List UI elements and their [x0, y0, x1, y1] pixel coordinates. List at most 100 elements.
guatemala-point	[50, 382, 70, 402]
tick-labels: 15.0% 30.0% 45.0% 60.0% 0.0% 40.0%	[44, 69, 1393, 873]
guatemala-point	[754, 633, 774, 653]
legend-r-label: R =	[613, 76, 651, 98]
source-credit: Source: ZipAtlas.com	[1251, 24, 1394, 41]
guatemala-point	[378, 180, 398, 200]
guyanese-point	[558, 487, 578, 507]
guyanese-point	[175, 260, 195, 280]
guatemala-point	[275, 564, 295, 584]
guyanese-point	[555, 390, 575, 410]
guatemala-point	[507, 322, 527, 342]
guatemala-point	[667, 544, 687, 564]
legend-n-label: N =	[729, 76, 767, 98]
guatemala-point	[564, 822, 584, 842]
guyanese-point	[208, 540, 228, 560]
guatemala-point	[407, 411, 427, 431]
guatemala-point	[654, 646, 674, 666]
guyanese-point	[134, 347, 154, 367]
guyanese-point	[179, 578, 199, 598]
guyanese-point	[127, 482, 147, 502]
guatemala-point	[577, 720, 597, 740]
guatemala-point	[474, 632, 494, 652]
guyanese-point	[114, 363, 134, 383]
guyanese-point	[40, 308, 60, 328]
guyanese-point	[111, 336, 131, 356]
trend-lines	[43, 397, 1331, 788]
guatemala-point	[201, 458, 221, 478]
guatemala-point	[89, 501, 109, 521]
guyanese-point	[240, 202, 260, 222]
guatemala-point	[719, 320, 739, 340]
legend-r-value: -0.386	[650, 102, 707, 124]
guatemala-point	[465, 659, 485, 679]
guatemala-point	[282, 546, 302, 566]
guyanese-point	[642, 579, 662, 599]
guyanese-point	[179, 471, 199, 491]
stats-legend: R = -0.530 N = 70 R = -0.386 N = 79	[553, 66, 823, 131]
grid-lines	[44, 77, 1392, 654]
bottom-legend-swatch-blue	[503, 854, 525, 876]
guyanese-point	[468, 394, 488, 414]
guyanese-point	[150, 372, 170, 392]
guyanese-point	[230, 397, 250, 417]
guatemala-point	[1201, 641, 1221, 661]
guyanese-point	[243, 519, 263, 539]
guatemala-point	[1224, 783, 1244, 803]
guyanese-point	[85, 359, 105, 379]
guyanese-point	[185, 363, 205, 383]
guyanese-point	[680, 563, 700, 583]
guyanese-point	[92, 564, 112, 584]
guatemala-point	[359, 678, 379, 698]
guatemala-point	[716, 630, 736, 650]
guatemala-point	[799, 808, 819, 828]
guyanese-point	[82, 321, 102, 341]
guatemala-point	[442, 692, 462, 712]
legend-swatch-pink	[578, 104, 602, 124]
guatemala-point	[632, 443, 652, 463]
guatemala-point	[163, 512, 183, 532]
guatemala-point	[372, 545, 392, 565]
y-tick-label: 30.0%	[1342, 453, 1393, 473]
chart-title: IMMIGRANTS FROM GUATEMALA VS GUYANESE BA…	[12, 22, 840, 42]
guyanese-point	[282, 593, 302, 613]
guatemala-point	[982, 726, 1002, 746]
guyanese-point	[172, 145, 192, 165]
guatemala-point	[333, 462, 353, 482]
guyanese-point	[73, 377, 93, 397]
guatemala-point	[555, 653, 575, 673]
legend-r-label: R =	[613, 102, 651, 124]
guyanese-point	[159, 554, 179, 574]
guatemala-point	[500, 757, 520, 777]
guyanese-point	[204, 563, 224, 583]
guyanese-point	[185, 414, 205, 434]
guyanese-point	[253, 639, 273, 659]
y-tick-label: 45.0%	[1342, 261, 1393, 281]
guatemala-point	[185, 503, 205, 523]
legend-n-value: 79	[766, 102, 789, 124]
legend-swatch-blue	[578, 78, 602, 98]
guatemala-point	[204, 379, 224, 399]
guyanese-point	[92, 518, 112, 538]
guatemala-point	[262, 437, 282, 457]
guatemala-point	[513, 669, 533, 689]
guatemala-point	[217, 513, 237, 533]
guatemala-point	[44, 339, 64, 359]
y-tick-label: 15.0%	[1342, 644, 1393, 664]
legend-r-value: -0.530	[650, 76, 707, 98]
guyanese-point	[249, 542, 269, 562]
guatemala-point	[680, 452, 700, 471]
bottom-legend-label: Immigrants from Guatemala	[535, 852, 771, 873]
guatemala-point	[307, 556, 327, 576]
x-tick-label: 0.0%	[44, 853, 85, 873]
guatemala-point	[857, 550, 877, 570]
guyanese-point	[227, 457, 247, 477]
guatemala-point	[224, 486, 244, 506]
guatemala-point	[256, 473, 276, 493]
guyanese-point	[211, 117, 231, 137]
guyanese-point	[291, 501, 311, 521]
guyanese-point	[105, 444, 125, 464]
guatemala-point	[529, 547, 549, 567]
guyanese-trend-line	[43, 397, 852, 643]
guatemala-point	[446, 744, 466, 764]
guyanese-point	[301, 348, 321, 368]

○ ○ ○

Could you copy every row above back out, character for character, with nothing changed?

## Exercise solution
List UI elements and their [x0, y0, x1, y1] pixel coordinates. List at most 100 elements.
guatemala-point	[50, 382, 70, 402]
tick-labels: 15.0% 30.0% 45.0% 60.0% 0.0% 40.0%	[44, 69, 1393, 873]
guatemala-point	[754, 633, 774, 653]
legend-r-label: R =	[613, 76, 651, 98]
source-credit: Source: ZipAtlas.com	[1251, 24, 1394, 41]
guatemala-point	[378, 180, 398, 200]
guyanese-point	[558, 487, 578, 507]
guyanese-point	[175, 260, 195, 280]
guatemala-point	[275, 564, 295, 584]
guyanese-point	[555, 390, 575, 410]
guatemala-point	[507, 322, 527, 342]
guatemala-point	[667, 544, 687, 564]
legend-n-label: N =	[729, 76, 767, 98]
guatemala-point	[564, 822, 584, 842]
guyanese-point	[208, 540, 228, 560]
guatemala-point	[407, 411, 427, 431]
guatemala-point	[654, 646, 674, 666]
guyanese-point	[134, 347, 154, 367]
guyanese-point	[179, 578, 199, 598]
guyanese-point	[127, 482, 147, 502]
guatemala-point	[577, 720, 597, 740]
guatemala-point	[474, 632, 494, 652]
guyanese-point	[114, 363, 134, 383]
guyanese-point	[40, 308, 60, 328]
guyanese-point	[111, 336, 131, 356]
trend-lines	[43, 397, 1331, 788]
guatemala-point	[201, 458, 221, 478]
guatemala-point	[89, 501, 109, 521]
guyanese-point	[240, 202, 260, 222]
guatemala-point	[719, 320, 739, 340]
legend-r-value: -0.386	[650, 102, 707, 124]
guatemala-point	[465, 659, 485, 679]
guatemala-point	[282, 546, 302, 566]
guyanese-point	[642, 579, 662, 599]
guyanese-point	[179, 471, 199, 491]
stats-legend: R = -0.530 N = 70 R = -0.386 N = 79	[553, 66, 823, 131]
grid-lines	[44, 77, 1392, 654]
bottom-legend-swatch-blue	[503, 854, 525, 876]
guyanese-point	[468, 394, 488, 414]
guyanese-point	[150, 372, 170, 392]
guyanese-point	[230, 397, 250, 417]
guatemala-point	[1201, 641, 1221, 661]
guyanese-point	[243, 519, 263, 539]
guatemala-point	[1224, 783, 1244, 803]
guyanese-point	[85, 359, 105, 379]
guyanese-point	[185, 363, 205, 383]
guyanese-point	[680, 563, 700, 583]
guyanese-point	[92, 564, 112, 584]
guatemala-point	[359, 678, 379, 698]
guatemala-point	[716, 630, 736, 650]
guatemala-point	[799, 808, 819, 828]
guyanese-point	[82, 321, 102, 341]
guatemala-point	[442, 692, 462, 712]
legend-swatch-pink	[578, 104, 602, 124]
guatemala-point	[632, 443, 652, 463]
guatemala-point	[163, 512, 183, 532]
guatemala-point	[372, 545, 392, 565]
y-tick-label: 30.0%	[1342, 453, 1393, 473]
chart-title: IMMIGRANTS FROM GUATEMALA VS GUYANESE BA…	[12, 22, 840, 42]
guyanese-point	[282, 593, 302, 613]
guatemala-point	[982, 726, 1002, 746]
guyanese-point	[172, 145, 192, 165]
guatemala-point	[333, 462, 353, 482]
guyanese-point	[73, 377, 93, 397]
guatemala-point	[555, 653, 575, 673]
legend-r-label: R =	[613, 102, 651, 124]
guyanese-point	[159, 554, 179, 574]
guatemala-point	[500, 757, 520, 777]
guyanese-point	[204, 563, 224, 583]
guyanese-point	[185, 414, 205, 434]
guyanese-point	[253, 639, 273, 659]
y-tick-label: 45.0%	[1342, 261, 1393, 281]
guatemala-point	[185, 503, 205, 523]
legend-n-value: 79	[766, 102, 789, 124]
legend-swatch-blue	[578, 78, 602, 98]
guatemala-point	[204, 379, 224, 399]
guyanese-point	[92, 518, 112, 538]
guatemala-point	[262, 437, 282, 457]
guatemala-point	[513, 669, 533, 689]
guatemala-point	[217, 513, 237, 533]
guatemala-point	[44, 339, 64, 359]
y-tick-label: 15.0%	[1342, 644, 1393, 664]
legend-r-value: -0.530	[650, 76, 707, 98]
guyanese-point	[249, 542, 269, 562]
guatemala-point	[680, 452, 700, 471]
bottom-legend-label: Immigrants from Guatemala	[535, 852, 771, 873]
guatemala-point	[307, 556, 327, 576]
x-tick-label: 0.0%	[44, 853, 85, 873]
guatemala-point	[857, 550, 877, 570]
guyanese-point	[227, 457, 247, 477]
guatemala-point	[224, 486, 244, 506]
guatemala-point	[256, 473, 276, 493]
guyanese-point	[211, 117, 231, 137]
guyanese-point	[291, 501, 311, 521]
guyanese-point	[105, 444, 125, 464]
guatemala-point	[529, 547, 549, 567]
guyanese-trend-line	[43, 397, 852, 643]
guatemala-point	[446, 744, 466, 764]
guyanese-point	[301, 348, 321, 368]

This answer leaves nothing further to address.